**WRITTEN INSTRUCTION**:
Lines that contain the string "Panel" are to be copied; leave out all others.
++++ PROVIDED DATA
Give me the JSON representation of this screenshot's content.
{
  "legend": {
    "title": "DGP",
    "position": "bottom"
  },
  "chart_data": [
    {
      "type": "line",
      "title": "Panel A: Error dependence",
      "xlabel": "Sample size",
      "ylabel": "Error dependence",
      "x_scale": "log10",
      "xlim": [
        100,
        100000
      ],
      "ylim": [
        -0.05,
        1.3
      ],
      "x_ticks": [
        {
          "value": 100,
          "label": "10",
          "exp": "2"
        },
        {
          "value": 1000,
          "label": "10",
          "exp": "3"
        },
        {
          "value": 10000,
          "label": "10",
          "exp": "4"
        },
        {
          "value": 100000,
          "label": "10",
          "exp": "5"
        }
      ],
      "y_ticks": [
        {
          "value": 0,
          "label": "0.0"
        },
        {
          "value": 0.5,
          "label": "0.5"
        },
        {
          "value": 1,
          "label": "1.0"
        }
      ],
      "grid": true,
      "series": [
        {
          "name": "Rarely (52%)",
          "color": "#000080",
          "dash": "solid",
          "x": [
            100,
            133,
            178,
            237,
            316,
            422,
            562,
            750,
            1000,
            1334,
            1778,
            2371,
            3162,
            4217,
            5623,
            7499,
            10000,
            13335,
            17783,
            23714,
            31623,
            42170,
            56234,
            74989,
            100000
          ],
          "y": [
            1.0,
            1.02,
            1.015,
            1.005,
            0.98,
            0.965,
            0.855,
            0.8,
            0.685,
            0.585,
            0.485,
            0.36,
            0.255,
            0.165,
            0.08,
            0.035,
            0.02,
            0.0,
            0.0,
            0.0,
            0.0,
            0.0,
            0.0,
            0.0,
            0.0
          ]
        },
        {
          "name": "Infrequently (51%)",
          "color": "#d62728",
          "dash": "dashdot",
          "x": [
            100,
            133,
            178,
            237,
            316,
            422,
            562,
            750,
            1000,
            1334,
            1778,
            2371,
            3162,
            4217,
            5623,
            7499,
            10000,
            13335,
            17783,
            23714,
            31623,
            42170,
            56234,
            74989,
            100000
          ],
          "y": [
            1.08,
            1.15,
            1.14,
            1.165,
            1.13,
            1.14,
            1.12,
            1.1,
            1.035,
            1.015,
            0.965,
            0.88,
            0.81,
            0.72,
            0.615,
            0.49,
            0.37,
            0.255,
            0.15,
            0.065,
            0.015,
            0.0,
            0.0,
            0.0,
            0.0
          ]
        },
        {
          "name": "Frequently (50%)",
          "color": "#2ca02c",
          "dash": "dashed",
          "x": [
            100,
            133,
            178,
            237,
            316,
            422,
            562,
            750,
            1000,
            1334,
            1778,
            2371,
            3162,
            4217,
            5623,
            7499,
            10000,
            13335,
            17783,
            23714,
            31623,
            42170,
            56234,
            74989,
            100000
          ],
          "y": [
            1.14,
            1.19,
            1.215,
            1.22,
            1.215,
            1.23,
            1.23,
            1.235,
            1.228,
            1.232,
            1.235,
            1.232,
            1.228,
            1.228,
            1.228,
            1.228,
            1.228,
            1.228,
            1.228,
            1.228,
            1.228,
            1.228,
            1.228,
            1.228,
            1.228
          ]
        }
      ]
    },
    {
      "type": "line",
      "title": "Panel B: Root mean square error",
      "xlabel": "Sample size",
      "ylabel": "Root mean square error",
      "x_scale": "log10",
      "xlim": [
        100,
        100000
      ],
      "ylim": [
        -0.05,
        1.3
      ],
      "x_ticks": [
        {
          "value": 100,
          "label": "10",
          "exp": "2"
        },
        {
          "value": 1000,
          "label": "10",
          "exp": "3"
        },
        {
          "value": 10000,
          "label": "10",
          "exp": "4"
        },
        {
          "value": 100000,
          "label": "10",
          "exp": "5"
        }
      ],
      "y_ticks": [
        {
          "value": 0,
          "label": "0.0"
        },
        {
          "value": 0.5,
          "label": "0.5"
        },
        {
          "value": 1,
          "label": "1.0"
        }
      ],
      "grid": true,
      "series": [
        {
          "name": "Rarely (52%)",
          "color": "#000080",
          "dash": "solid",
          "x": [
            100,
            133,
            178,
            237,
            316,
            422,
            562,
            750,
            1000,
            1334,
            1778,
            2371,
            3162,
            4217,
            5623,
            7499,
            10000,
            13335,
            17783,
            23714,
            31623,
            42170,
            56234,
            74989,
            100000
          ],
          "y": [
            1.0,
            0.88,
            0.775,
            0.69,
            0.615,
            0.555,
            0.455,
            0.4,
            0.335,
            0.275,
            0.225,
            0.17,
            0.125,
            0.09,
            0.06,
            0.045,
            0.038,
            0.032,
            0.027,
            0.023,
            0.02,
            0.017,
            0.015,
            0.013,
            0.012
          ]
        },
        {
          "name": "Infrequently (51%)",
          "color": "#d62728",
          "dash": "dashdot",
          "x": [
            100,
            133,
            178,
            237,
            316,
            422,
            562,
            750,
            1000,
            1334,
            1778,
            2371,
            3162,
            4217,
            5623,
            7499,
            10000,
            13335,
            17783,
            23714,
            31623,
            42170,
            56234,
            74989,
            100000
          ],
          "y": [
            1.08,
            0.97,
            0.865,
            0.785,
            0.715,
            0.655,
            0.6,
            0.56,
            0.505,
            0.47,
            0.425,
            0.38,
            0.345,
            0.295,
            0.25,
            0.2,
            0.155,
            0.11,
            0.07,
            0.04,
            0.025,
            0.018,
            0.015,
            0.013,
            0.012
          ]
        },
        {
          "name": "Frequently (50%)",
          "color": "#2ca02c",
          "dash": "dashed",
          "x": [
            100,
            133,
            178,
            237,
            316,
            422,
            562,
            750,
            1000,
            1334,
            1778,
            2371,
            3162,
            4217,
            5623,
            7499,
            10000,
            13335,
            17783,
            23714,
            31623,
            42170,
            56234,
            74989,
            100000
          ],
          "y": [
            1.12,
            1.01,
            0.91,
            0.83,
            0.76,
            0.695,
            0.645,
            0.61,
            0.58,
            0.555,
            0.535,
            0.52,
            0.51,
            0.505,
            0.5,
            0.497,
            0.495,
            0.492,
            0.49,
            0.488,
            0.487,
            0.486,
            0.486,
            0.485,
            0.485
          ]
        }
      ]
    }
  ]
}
++++++++
++++ PROVIDED DATA
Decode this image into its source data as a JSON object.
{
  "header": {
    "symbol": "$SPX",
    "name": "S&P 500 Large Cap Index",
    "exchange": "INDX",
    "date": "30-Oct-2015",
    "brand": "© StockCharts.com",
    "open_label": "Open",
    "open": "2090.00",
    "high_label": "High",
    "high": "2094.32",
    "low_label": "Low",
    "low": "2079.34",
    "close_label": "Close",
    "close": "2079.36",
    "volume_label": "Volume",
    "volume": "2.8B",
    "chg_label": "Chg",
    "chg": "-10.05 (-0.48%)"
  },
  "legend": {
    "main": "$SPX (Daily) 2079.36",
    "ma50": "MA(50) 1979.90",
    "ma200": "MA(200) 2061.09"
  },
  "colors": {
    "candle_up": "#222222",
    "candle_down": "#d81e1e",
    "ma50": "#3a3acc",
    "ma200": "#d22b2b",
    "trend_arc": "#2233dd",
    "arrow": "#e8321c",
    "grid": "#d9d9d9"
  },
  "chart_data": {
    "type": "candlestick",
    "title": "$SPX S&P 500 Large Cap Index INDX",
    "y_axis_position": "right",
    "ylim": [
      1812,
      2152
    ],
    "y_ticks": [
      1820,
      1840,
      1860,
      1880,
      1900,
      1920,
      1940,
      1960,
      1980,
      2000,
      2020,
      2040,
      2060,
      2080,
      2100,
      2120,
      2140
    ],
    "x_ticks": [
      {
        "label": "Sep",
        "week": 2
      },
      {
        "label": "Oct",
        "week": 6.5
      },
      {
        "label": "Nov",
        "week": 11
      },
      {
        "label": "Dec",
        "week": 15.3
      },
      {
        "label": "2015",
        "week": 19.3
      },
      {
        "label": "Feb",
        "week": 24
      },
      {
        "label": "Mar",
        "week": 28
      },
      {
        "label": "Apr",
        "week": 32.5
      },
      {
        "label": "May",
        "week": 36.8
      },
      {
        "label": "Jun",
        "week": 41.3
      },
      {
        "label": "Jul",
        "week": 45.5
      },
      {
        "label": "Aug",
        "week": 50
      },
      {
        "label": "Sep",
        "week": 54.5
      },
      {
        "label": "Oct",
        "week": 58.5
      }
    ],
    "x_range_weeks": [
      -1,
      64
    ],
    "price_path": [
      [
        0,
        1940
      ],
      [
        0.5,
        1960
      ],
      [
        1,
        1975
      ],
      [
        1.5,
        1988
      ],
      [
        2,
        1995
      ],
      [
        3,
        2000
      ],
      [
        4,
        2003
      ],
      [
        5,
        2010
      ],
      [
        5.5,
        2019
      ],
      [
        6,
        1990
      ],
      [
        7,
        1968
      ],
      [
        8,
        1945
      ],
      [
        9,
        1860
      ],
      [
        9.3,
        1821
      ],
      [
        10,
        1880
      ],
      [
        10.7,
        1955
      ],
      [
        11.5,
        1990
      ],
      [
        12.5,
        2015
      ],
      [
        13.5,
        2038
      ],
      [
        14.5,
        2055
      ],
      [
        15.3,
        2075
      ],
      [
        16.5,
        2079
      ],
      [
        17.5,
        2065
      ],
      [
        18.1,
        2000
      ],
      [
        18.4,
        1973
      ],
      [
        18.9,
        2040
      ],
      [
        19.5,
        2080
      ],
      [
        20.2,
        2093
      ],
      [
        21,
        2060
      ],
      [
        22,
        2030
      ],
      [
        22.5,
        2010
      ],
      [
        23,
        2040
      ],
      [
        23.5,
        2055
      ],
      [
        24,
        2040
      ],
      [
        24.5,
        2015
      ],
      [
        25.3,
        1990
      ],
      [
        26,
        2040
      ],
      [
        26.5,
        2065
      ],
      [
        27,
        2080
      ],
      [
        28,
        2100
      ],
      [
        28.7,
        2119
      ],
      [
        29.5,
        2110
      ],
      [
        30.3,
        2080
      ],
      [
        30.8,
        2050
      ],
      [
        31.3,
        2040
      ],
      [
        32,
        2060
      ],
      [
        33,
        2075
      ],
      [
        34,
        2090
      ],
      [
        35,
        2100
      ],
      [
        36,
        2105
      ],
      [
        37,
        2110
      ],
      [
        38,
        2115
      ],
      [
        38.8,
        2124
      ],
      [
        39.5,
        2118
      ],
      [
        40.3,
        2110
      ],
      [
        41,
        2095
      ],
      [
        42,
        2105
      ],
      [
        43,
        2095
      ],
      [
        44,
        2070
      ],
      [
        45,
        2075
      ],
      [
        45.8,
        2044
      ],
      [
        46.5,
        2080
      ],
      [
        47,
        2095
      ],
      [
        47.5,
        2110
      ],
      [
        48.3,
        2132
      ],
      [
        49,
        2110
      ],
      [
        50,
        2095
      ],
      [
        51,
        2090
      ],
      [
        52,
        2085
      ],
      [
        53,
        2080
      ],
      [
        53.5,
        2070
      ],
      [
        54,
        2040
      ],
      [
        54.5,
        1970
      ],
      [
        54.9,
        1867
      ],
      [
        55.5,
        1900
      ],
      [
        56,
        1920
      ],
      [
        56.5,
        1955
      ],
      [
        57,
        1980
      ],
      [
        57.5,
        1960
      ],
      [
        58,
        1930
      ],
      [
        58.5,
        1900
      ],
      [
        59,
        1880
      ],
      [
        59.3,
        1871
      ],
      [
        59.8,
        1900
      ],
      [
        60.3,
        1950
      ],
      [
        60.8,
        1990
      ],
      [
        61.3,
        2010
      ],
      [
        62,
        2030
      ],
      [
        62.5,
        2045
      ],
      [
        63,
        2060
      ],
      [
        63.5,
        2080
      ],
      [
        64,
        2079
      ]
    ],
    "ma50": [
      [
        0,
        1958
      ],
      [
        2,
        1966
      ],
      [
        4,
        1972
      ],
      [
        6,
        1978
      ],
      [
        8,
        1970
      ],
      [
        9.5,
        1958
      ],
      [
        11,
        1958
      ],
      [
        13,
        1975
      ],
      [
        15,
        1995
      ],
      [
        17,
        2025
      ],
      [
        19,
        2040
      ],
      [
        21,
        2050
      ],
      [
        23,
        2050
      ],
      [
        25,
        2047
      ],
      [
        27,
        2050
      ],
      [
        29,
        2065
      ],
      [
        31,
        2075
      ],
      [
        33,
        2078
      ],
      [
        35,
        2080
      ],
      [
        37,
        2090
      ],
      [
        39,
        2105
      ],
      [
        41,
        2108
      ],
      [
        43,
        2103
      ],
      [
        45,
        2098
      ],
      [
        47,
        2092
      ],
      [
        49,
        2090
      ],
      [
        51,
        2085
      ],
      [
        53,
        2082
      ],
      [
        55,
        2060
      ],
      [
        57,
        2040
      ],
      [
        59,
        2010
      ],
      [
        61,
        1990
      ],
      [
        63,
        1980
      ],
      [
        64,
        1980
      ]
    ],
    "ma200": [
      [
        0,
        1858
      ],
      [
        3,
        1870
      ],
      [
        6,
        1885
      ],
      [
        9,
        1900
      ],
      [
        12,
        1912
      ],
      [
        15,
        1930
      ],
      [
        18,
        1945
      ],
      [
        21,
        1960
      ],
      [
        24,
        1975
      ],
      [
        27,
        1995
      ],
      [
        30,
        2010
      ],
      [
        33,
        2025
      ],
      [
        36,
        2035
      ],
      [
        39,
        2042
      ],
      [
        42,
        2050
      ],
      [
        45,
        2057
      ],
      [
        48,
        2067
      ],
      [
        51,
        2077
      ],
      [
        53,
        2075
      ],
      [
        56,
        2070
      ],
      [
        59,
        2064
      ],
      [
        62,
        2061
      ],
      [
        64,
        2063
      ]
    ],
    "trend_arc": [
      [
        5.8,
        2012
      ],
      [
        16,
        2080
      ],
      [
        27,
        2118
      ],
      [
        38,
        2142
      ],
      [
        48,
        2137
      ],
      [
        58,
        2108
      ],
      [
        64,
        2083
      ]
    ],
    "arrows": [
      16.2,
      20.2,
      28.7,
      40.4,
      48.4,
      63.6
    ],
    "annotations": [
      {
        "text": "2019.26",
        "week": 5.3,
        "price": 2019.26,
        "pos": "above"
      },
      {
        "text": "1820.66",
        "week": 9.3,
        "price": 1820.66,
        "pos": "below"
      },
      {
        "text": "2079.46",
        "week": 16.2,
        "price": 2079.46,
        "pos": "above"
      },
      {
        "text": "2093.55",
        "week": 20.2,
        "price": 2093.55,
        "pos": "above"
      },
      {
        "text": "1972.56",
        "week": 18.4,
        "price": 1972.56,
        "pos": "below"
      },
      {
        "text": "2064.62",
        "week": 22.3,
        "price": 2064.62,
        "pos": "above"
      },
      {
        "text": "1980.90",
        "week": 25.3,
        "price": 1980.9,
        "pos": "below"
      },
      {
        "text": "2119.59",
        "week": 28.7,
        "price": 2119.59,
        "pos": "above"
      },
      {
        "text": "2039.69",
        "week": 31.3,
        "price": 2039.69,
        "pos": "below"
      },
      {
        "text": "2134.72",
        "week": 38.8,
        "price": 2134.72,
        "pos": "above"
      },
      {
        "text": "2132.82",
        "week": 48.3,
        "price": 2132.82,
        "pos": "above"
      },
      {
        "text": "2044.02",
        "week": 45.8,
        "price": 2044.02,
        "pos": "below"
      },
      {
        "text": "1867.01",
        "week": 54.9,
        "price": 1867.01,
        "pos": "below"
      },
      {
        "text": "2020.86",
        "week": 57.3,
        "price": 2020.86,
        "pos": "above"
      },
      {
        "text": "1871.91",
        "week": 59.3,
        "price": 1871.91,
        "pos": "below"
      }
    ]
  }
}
++++++++
**EXERCISE ANSWER**:
      "title": "Panel A: Error dependence",
      "title": "Panel B: Root mean square error",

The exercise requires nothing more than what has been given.